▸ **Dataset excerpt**
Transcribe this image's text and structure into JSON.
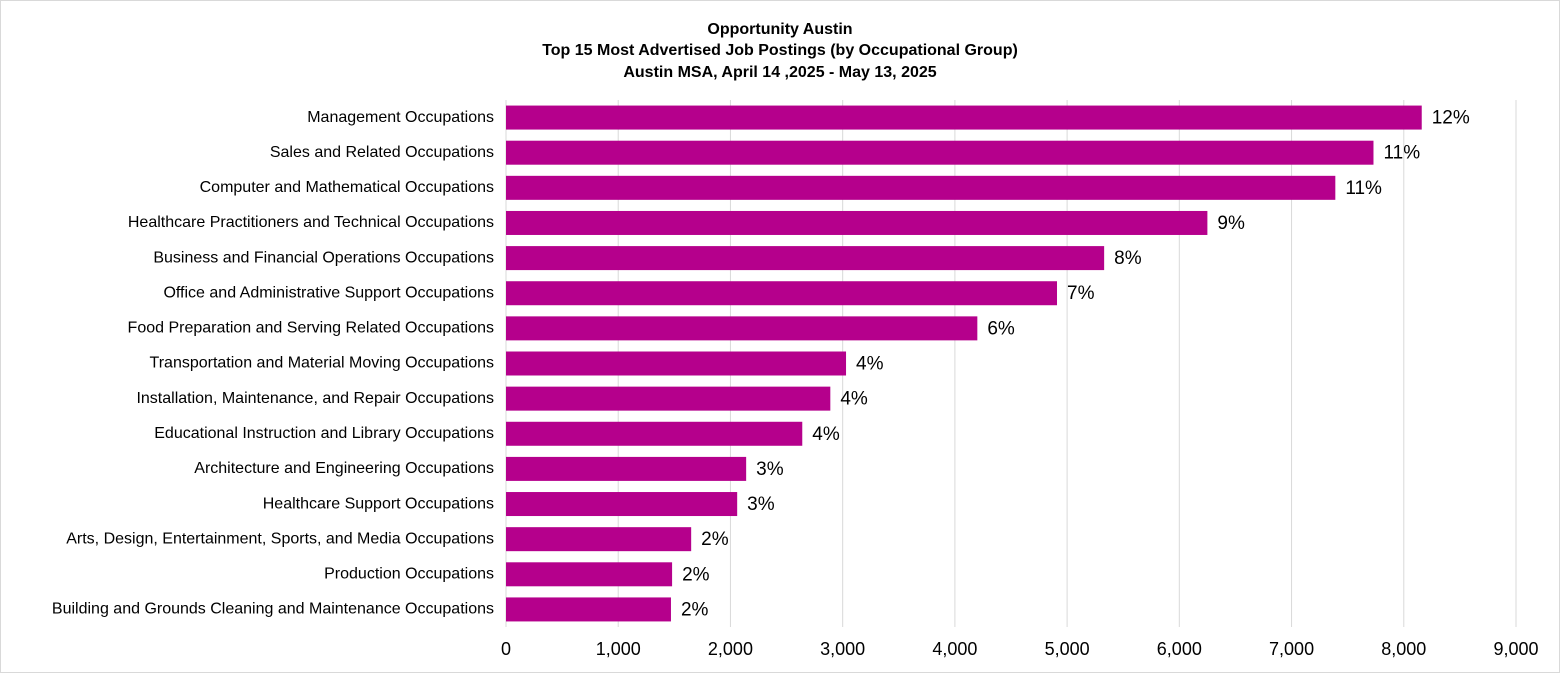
{
  "chart_data": {
    "type": "barh",
    "title": [
      "Opportunity Austin",
      "Top 15 Most Advertised Job Postings (by Occupational Group)",
      "Austin MSA, April 14 ,2025 - May 13, 2025"
    ],
    "categories": [
      "Management Occupations",
      "Sales and Related Occupations",
      "Computer and Mathematical Occupations",
      "Healthcare Practitioners and Technical Occupations",
      "Business and Financial Operations Occupations",
      "Office and Administrative Support Occupations",
      "Food Preparation and Serving Related Occupations",
      "Transportation and Material Moving Occupations",
      "Installation, Maintenance, and Repair Occupations",
      "Educational Instruction and Library Occupations",
      "Architecture and Engineering Occupations",
      "Healthcare Support Occupations",
      "Arts, Design, Entertainment, Sports, and Media Occupations",
      "Production Occupations",
      "Building and Grounds Cleaning and Maintenance Occupations"
    ],
    "values": [
      8160,
      7730,
      7390,
      6250,
      5330,
      4910,
      4200,
      3030,
      2890,
      2640,
      2140,
      2060,
      1650,
      1480,
      1470
    ],
    "share_labels": [
      "12%",
      "11%",
      "11%",
      "9%",
      "8%",
      "7%",
      "6%",
      "4%",
      "4%",
      "4%",
      "3%",
      "3%",
      "2%",
      "2%",
      "2%"
    ],
    "color": "#b5008c",
    "xlim": [
      0,
      9000
    ],
    "xticks": [
      0,
      {
        "value": 1000,
        "label": "1,000"
      },
      {
        "value": 2000,
        "label": "2,000"
      },
      {
        "value": 3000,
        "label": "3,000"
      },
      {
        "value": 4000,
        "label": "4,000"
      },
      {
        "value": 5000,
        "label": "5,000"
      },
      {
        "value": 6000,
        "label": "6,000"
      },
      {
        "value": 7000,
        "label": "7,000"
      },
      {
        "value": 8000,
        "label": "8,000"
      },
      {
        "value": 9000,
        "label": "9,000"
      }
    ],
    "grid": true
  }
}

▸ **PROBLEM STATEMENT**
Using the records above, retype everything exactly except the pictures.

▸ **EXERCISE RESPONSE**
Transcribe this image's text and structure into JSON.
{
  "chart_data": {
    "type": "barh",
    "title": [
      "Opportunity Austin",
      "Top 15 Most Advertised Job Postings (by Occupational Group)",
      "Austin MSA, April 14 ,2025 - May 13, 2025"
    ],
    "categories": [
      "Management Occupations",
      "Sales and Related Occupations",
      "Computer and Mathematical Occupations",
      "Healthcare Practitioners and Technical Occupations",
      "Business and Financial Operations Occupations",
      "Office and Administrative Support Occupations",
      "Food Preparation and Serving Related Occupations",
      "Transportation and Material Moving Occupations",
      "Installation, Maintenance, and Repair Occupations",
      "Educational Instruction and Library Occupations",
      "Architecture and Engineering Occupations",
      "Healthcare Support Occupations",
      "Arts, Design, Entertainment, Sports, and Media Occupations",
      "Production Occupations",
      "Building and Grounds Cleaning and Maintenance Occupations"
    ],
    "values": [
      8160,
      7730,
      7390,
      6250,
      5330,
      4910,
      4200,
      3030,
      2890,
      2640,
      2140,
      2060,
      1650,
      1480,
      1470
    ],
    "share_labels": [
      "12%",
      "11%",
      "11%",
      "9%",
      "8%",
      "7%",
      "6%",
      "4%",
      "4%",
      "4%",
      "3%",
      "3%",
      "2%",
      "2%",
      "2%"
    ],
    "color": "#b5008c",
    "xlim": [
      0,
      9000
    ],
    "xticks": [
      0,
      {
        "value": 1000,
        "label": "1,000"
      },
      {
        "value": 2000,
        "label": "2,000"
      },
      {
        "value": 3000,
        "label": "3,000"
      },
      {
        "value": 4000,
        "label": "4,000"
      },
      {
        "value": 5000,
        "label": "5,000"
      },
      {
        "value": 6000,
        "label": "6,000"
      },
      {
        "value": 7000,
        "label": "7,000"
      },
      {
        "value": 8000,
        "label": "8,000"
      },
      {
        "value": 9000,
        "label": "9,000"
      }
    ],
    "grid": true
  }
}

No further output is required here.